"""
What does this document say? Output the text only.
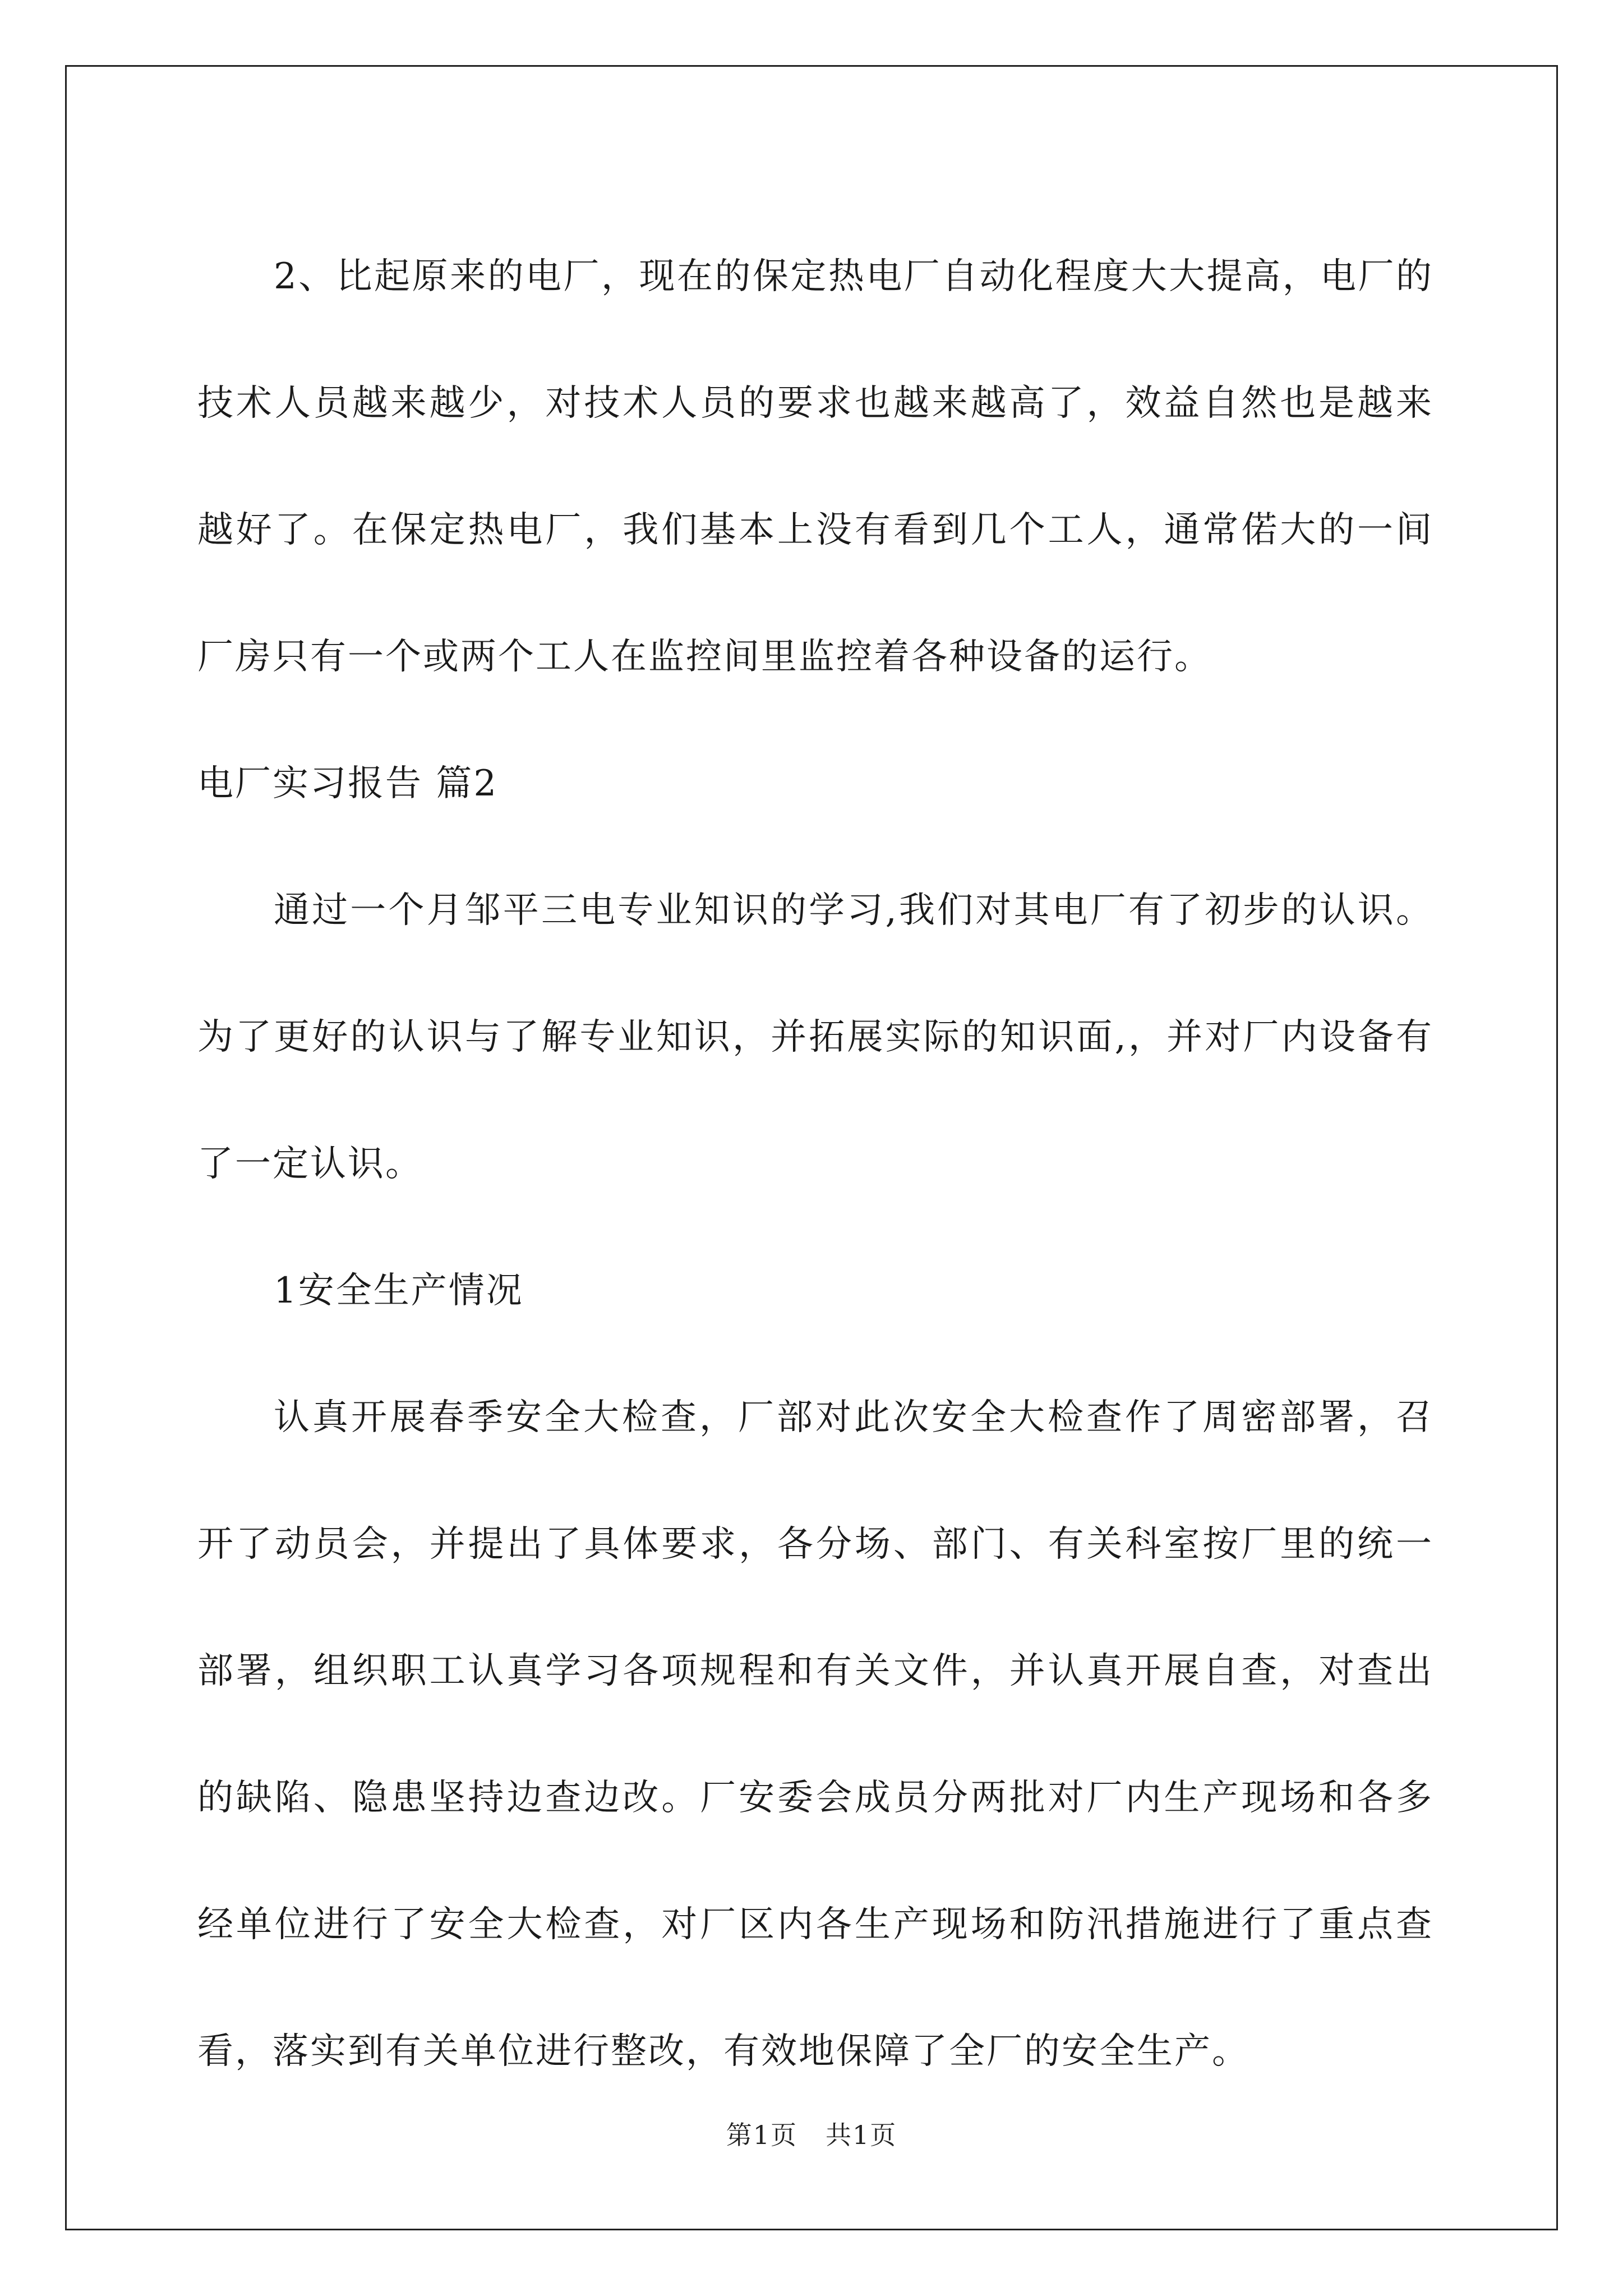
2、比起原来的电厂，现在的保定热电厂自动化程度大大提高，电厂的技术人员越来越少，对技术人员的要求也越来越高了，效益自然也是越来越好了。在保定热电厂，我们基本上没有看到几个工人，通常偌大的一间厂房只有一个或两个工人在监控间里监控着各种设备的运行。

电厂实习报告 篇2

通过一个月邹平三电专业知识的学习,我们对其电厂有了初步的认识。为了更好的认识与了解专业知识，并拓展实际的知识面,，并对厂内设备有了一定认识。

1安全生产情况

认真开展春季安全大检查，厂部对此次安全大检查作了周密部署，召开了动员会，并提出了具体要求，各分场、部门、有关科室按厂里的统一部署，组织职工认真学习各项规程和有关文件，并认真开展自查，对查出的缺陷、隐患坚持边查边改。厂安委会成员分两批对厂内生产现场和各多经单位进行了安全大检查，对厂区内各生产现场和防汛措施进行了重点查看，落实到有关单位进行整改，有效地保障了全厂的安全生产。

第1页 共1页
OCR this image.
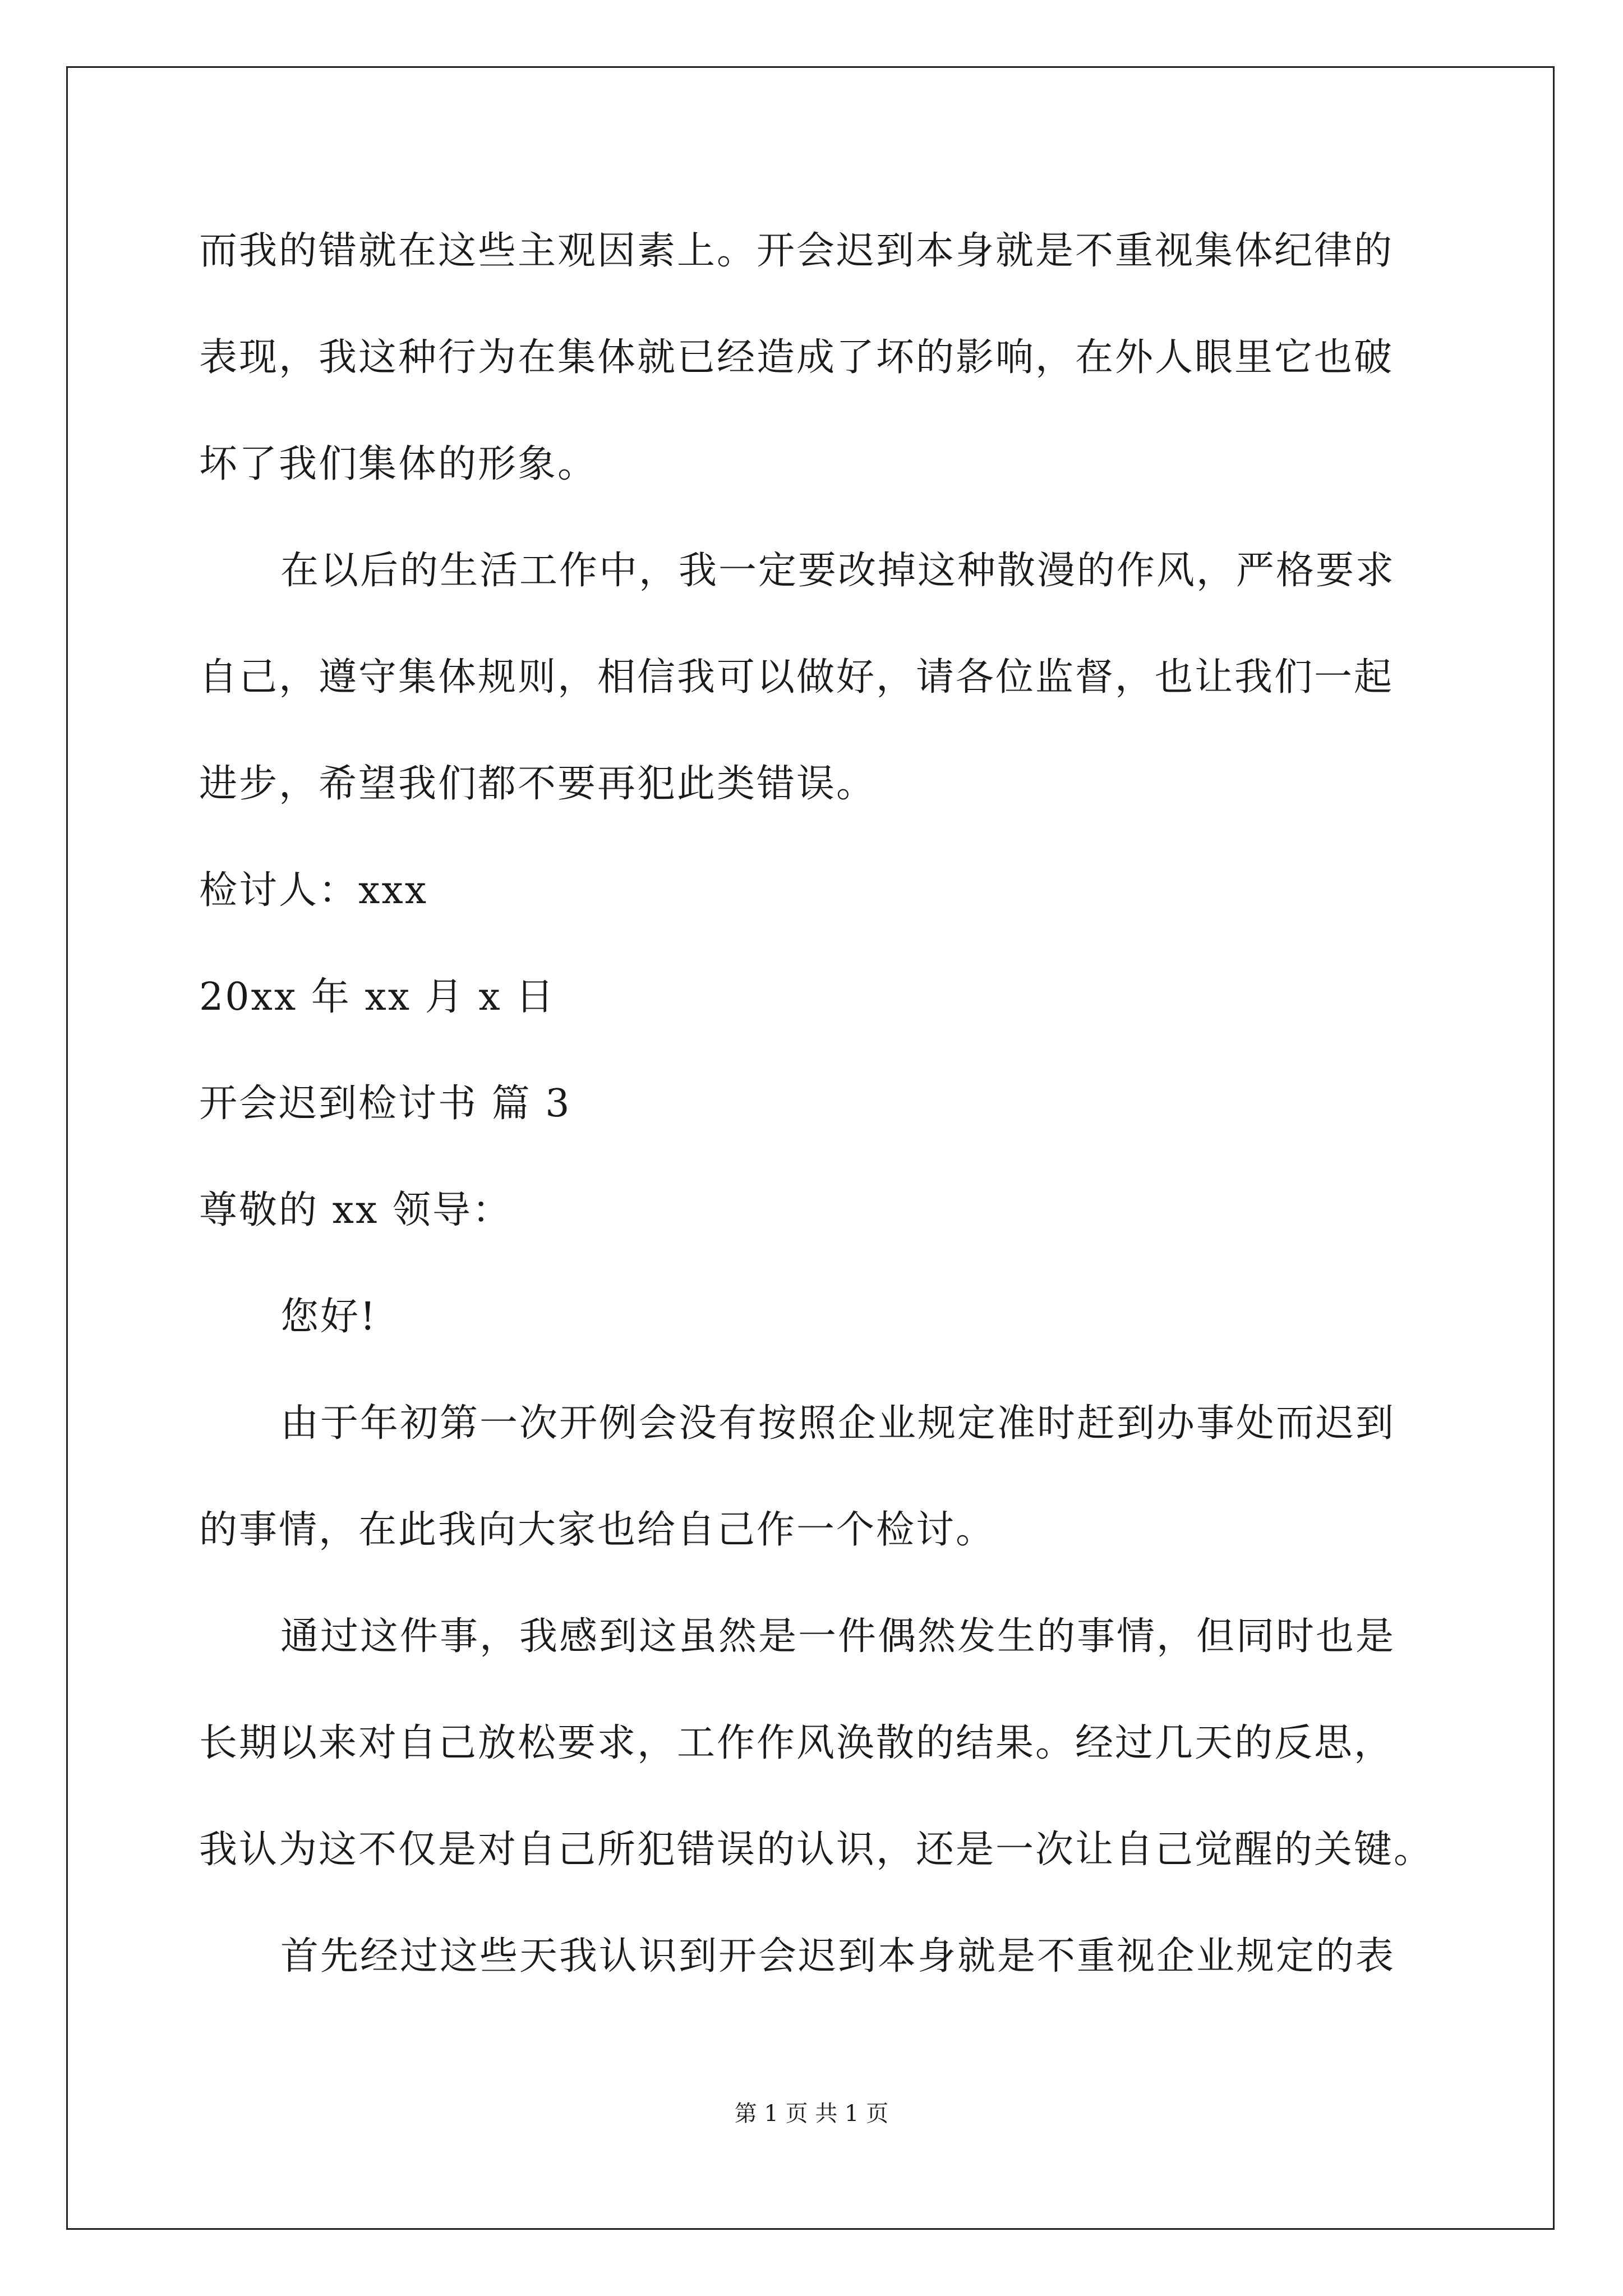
而我的错就在这些主观因素上。开会迟到本身就是不重视集体纪律的
表现，我这种行为在集体就已经造成了坏的影响，在外人眼里它也破
坏了我们集体的形象。
在以后的生活工作中，我一定要改掉这种散漫的作风，严格要求
自己，遵守集体规则，相信我可以做好，请各位监督，也让我们一起
进步，希望我们都不要再犯此类错误。
检讨人：xxx
20xx 年 xx 月 x 日
开会迟到检讨书 篇 3
尊敬的 xx 领导：
您好!
由于年初第一次开例会没有按照企业规定准时赶到办事处而迟到
的事情，在此我向大家也给自己作一个检讨。
通过这件事，我感到这虽然是一件偶然发生的事情，但同时也是
长期以来对自己放松要求，工作作风涣散的结果。经过几天的反思，
我认为这不仅是对自己所犯错误的认识，还是一次让自己觉醒的关键。
首先经过这些天我认识到开会迟到本身就是不重视企业规定的表
第 1 页 共 1 页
"""
■ **Task to carry out**
Show the lines of the data that hold the word "this".

■ **Correct response**
What does this document say? Output the text only.
OCR this image.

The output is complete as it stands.